[Data records]
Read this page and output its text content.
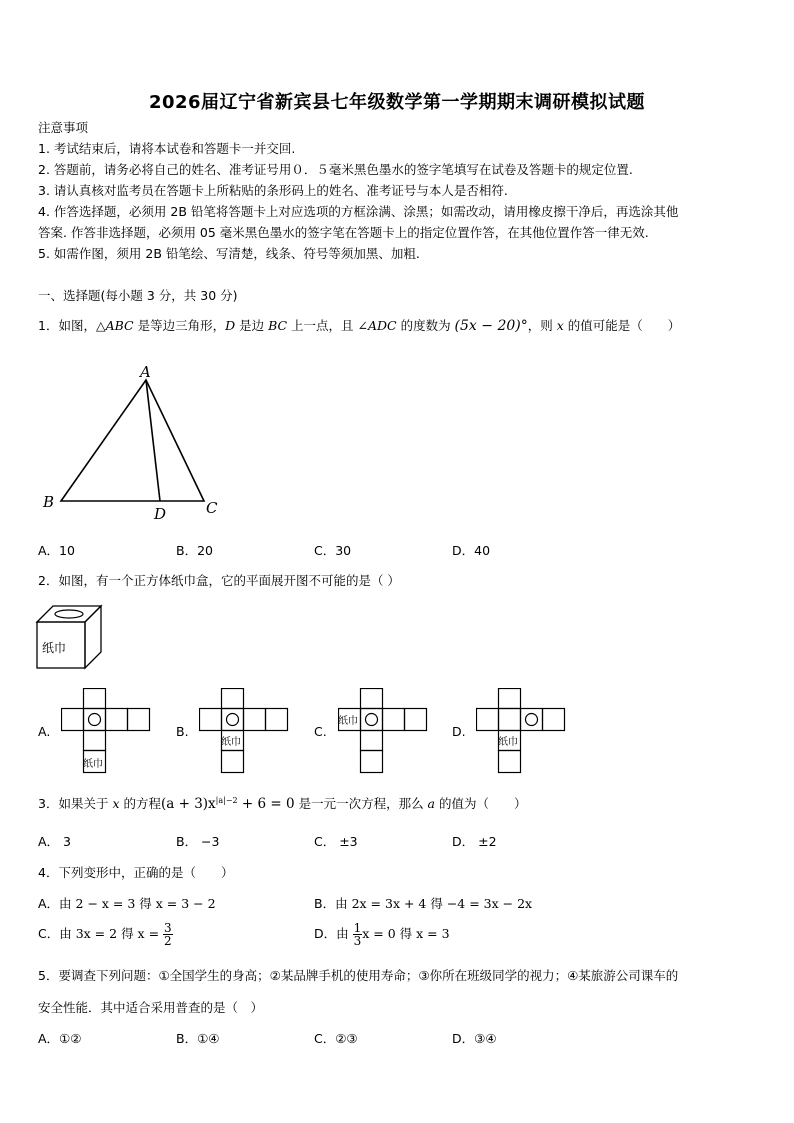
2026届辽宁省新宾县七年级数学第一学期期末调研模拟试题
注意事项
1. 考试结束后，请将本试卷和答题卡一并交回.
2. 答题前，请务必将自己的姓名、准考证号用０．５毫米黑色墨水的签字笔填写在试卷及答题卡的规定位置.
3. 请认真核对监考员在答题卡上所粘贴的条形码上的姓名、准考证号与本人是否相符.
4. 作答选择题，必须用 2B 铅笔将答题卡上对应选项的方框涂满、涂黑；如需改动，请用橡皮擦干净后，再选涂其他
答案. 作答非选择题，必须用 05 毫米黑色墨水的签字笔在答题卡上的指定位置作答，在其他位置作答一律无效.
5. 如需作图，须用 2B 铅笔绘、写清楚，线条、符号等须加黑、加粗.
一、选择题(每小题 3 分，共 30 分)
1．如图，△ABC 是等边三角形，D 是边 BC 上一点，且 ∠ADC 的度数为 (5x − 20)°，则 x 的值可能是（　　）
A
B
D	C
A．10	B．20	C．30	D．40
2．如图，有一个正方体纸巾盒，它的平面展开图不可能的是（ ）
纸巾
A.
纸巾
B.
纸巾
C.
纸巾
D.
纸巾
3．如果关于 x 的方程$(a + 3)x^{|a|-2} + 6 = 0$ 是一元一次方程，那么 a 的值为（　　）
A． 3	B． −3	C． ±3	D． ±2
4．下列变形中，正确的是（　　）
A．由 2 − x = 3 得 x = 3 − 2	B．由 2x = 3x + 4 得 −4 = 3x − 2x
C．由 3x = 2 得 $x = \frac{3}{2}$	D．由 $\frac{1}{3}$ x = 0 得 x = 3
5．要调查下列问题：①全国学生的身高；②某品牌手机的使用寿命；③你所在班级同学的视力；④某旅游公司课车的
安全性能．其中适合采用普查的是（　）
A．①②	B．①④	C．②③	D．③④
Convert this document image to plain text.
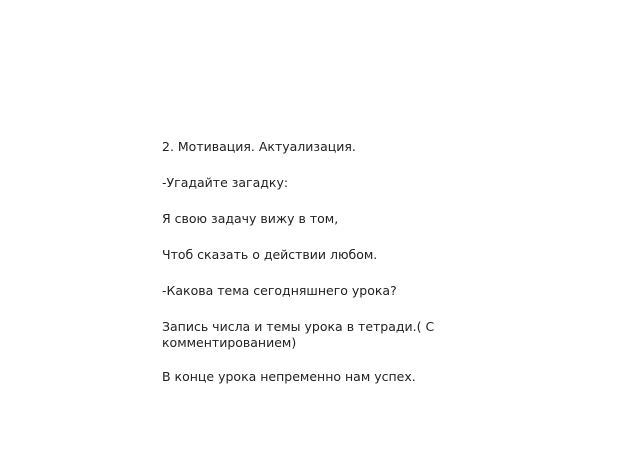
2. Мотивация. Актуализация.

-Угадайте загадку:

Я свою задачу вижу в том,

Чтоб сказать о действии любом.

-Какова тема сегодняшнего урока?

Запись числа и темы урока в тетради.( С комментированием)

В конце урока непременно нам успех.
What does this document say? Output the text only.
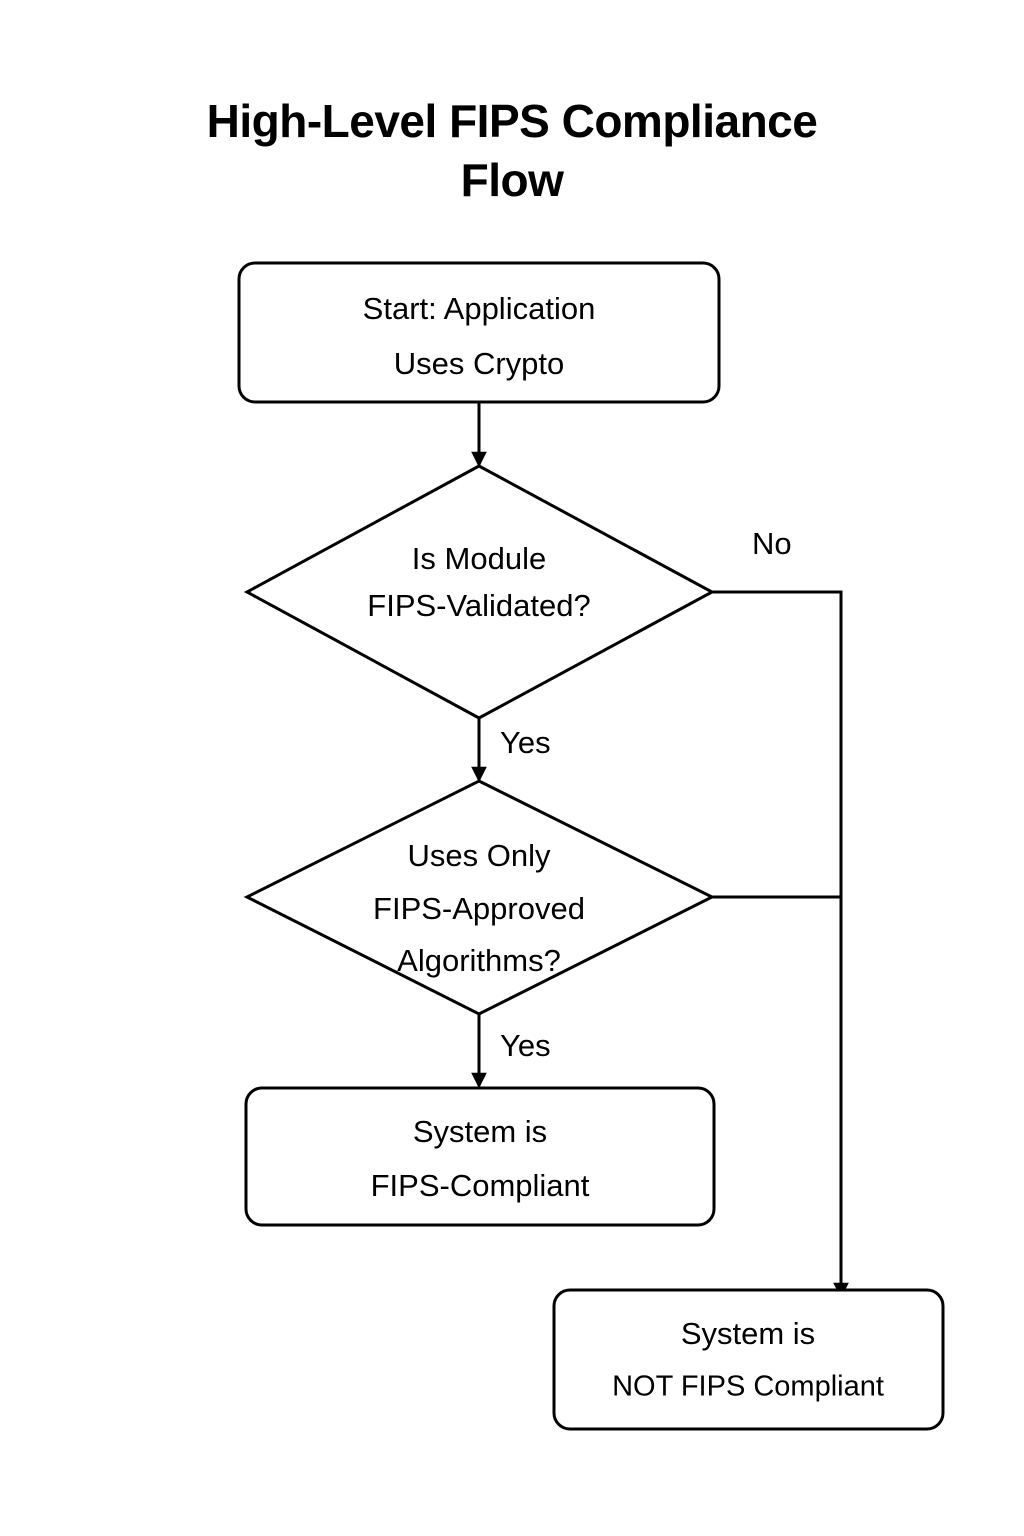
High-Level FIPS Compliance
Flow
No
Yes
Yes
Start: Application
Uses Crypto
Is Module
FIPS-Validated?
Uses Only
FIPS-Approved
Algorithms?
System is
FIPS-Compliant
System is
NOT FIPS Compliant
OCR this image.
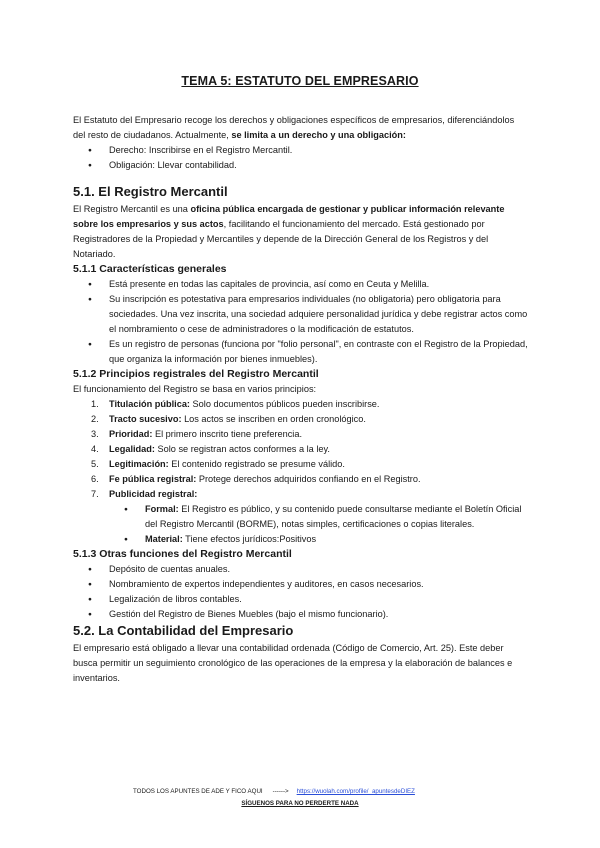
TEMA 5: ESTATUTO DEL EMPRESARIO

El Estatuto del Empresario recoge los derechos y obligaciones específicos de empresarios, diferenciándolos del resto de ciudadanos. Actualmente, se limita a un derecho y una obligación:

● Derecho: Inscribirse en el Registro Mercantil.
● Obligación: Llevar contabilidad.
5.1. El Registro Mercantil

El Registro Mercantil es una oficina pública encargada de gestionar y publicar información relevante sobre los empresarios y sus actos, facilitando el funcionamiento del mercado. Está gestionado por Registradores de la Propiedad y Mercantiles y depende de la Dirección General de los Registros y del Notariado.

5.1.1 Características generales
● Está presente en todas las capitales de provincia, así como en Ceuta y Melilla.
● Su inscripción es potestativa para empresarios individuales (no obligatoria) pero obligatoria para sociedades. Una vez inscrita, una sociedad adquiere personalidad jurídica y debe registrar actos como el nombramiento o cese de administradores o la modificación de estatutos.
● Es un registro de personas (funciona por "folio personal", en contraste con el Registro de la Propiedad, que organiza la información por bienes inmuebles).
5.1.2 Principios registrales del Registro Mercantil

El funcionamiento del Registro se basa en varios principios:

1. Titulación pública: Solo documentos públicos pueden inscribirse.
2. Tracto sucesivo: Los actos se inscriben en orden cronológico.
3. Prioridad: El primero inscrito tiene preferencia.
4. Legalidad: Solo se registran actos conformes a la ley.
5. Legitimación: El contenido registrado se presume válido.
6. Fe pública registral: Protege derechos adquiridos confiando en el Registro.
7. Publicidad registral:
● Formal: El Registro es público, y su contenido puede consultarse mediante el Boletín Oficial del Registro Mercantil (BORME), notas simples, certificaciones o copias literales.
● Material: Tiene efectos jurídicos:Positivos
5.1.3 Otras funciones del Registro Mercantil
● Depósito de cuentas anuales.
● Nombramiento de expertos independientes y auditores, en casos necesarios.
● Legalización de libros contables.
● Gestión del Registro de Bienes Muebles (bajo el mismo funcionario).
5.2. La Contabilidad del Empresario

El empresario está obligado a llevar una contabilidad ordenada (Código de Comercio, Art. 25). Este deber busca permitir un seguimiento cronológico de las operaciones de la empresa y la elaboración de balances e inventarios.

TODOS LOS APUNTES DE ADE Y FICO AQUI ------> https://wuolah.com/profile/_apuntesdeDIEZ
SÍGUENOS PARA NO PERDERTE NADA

#### [What this task involves]
Reproduce the material above in full and without alteration, but skip all pictures.

#### [Final result]
Read this page and output its text content.
2026届辽宁省新宾县七年级数学第一学期期末调研模拟试题
注意事项
1. 考试结束后，请将本试卷和答题卡一并交回.
2. 答题前，请务必将自己的姓名、准考证号用０．５毫米黑色墨水的签字笔填写在试卷及答题卡的规定位置.
3. 请认真核对监考员在答题卡上所粘贴的条形码上的姓名、准考证号与本人是否相符.
4. 作答选择题，必须用 2B 铅笔将答题卡上对应选项的方框涂满、涂黑；如需改动，请用橡皮擦干净后，再选涂其他
答案. 作答非选择题，必须用 05 毫米黑色墨水的签字笔在答题卡上的指定位置作答，在其他位置作答一律无效.
5. 如需作图，须用 2B 铅笔绘、写清楚，线条、符号等须加黑、加粗.
一、选择题(每小题 3 分，共 30 分)
1．如图，△ABC 是等边三角形，D 是边 BC 上一点，且 ∠ADC 的度数为 (5x − 20)°，则 x 的值可能是（　　）
A
B
D	C
A．10	B．20	C．30	D．40
2．如图，有一个正方体纸巾盒，它的平面展开图不可能的是（ ）
纸巾
A.
纸巾
B.
纸巾
C.
纸巾
D.
纸巾
3．如果关于 x 的方程$(a + 3)x^{|a|-2} + 6 = 0$ 是一元一次方程，那么 a 的值为（　　）
A． 3	B． −3	C． ±3	D． ±2
4．下列变形中，正确的是（　　）
A．由 2 − x = 3 得 x = 3 − 2	B．由 2x = 3x + 4 得 −4 = 3x − 2x
C．由 3x = 2 得 $x = \frac{3}{2}$	D．由 $\frac{1}{3}$ x = 0 得 x = 3
5．要调查下列问题：①全国学生的身高；②某品牌手机的使用寿命；③你所在班级同学的视力；④某旅游公司课车的
安全性能．其中适合采用普查的是（　）
A．①②	B．①④	C．②③	D．③④
Convert this document image to plain text.
2. Мотивация. Актуализация.

-Угадайте загадку:

Я свою задачу вижу в том,

Чтоб сказать о действии любом.

-Какова тема сегодняшнего урока?

Запись числа и темы урока в тетради.( С комментированием)

В конце урока непременно нам успех.
What does this document say? Output the text only.
High-Level FIPS Compliance
Flow
No
Yes
Yes
Start: Application
Uses Crypto
Is Module
FIPS-Validated?
Uses Only
FIPS-Approved
Algorithms?
System is
FIPS-Compliant
System is
NOT FIPS Compliant
OCR this image.
TEMA 5: ESTATUTO DEL EMPRESARIO

El Estatuto del Empresario recoge los derechos y obligaciones específicos de empresarios, diferenciándolos del resto de ciudadanos. Actualmente, se limita a un derecho y una obligación:

● Derecho: Inscribirse en el Registro Mercantil.
● Obligación: Llevar contabilidad.
5.1. El Registro Mercantil

El Registro Mercantil es una oficina pública encargada de gestionar y publicar información relevante sobre los empresarios y sus actos, facilitando el funcionamiento del mercado. Está gestionado por Registradores de la Propiedad y Mercantiles y depende de la Dirección General de los Registros y del Notariado.

5.1.1 Características generales
● Está presente en todas las capitales de provincia, así como en Ceuta y Melilla.
● Su inscripción es potestativa para empresarios individuales (no obligatoria) pero obligatoria para sociedades. Una vez inscrita, una sociedad adquiere personalidad jurídica y debe registrar actos como el nombramiento o cese de administradores o la modificación de estatutos.
● Es un registro de personas (funciona por "folio personal", en contraste con el Registro de la Propiedad, que organiza la información por bienes inmuebles).
5.1.2 Principios registrales del Registro Mercantil

El funcionamiento del Registro se basa en varios principios:

1. Titulación pública: Solo documentos públicos pueden inscribirse.
2. Tracto sucesivo: Los actos se inscriben en orden cronológico.
3. Prioridad: El primero inscrito tiene preferencia.
4. Legalidad: Solo se registran actos conformes a la ley.
5. Legitimación: El contenido registrado se presume válido.
6. Fe pública registral: Protege derechos adquiridos confiando en el Registro.
7. Publicidad registral:
● Formal: El Registro es público, y su contenido puede consultarse mediante el Boletín Oficial del Registro Mercantil (BORME), notas simples, certificaciones o copias literales.
● Material: Tiene efectos jurídicos:Positivos
5.1.3 Otras funciones del Registro Mercantil
● Depósito de cuentas anuales.
● Nombramiento de expertos independientes y auditores, en casos necesarios.
● Legalización de libros contables.
● Gestión del Registro de Bienes Muebles (bajo el mismo funcionario).
5.2. La Contabilidad del Empresario

El empresario está obligado a llevar una contabilidad ordenada (Código de Comercio, Art. 25). Este deber busca permitir un seguimiento cronológico de las operaciones de la empresa y la elaboración de balances e inventarios.

TODOS LOS APUNTES DE ADE Y FICO AQUI ------> https://wuolah.com/profile/_apuntesdeDIEZ
SÍGUENOS PARA NO PERDERTE NADA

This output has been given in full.